== WHAT TO DO ==
Every line that holds the string "text" is to be identified and copied.

== RECORD LIST ==
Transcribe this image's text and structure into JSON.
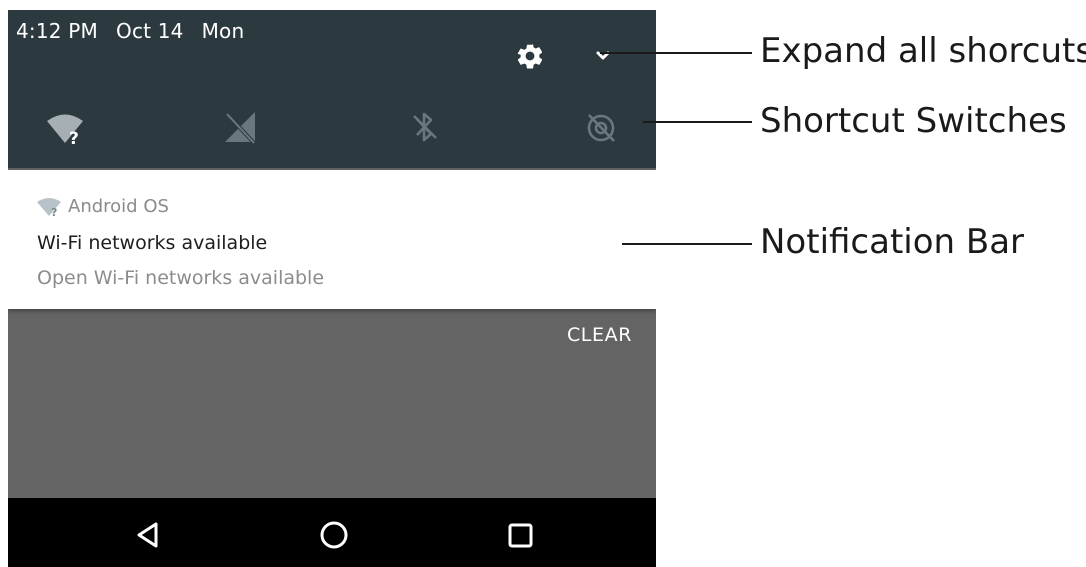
{
  "status_bar": {
    "time": "4:12 PM",
    "date": "Oct 14",
    "day": "Mon"
  },
  "header": {
    "settings_icon": "gear-icon",
    "expand_icon": "chevron-down-icon"
  },
  "quick_settings": [
    {
      "icon": "wifi-unknown-icon"
    },
    {
      "icon": "mobile-data-off-icon"
    },
    {
      "icon": "bluetooth-off-icon"
    },
    {
      "icon": "location-off-icon"
    }
  ],
  "notification": {
    "app_name": "Android OS",
    "title": "Wi-Fi networks available",
    "text": "Open Wi-Fi networks available"
  },
  "clear_label": "CLEAR",
  "nav_bar": [
    "back-icon",
    "home-icon",
    "recents-icon"
  ],
  "callouts": {
    "expand": "Expand all shorcuts",
    "switches": "Shortcut Switches",
    "notification": "Notification Bar"
  },
  "colors": {
    "shade": "#2c3a40",
    "background_scrim": "#646464",
    "nav_bar": "#000000"
  }
}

== FINISHED TASK ==
Transcribe this image's text and structure into JSON.
    "text": "Open Wi-Fi networks available"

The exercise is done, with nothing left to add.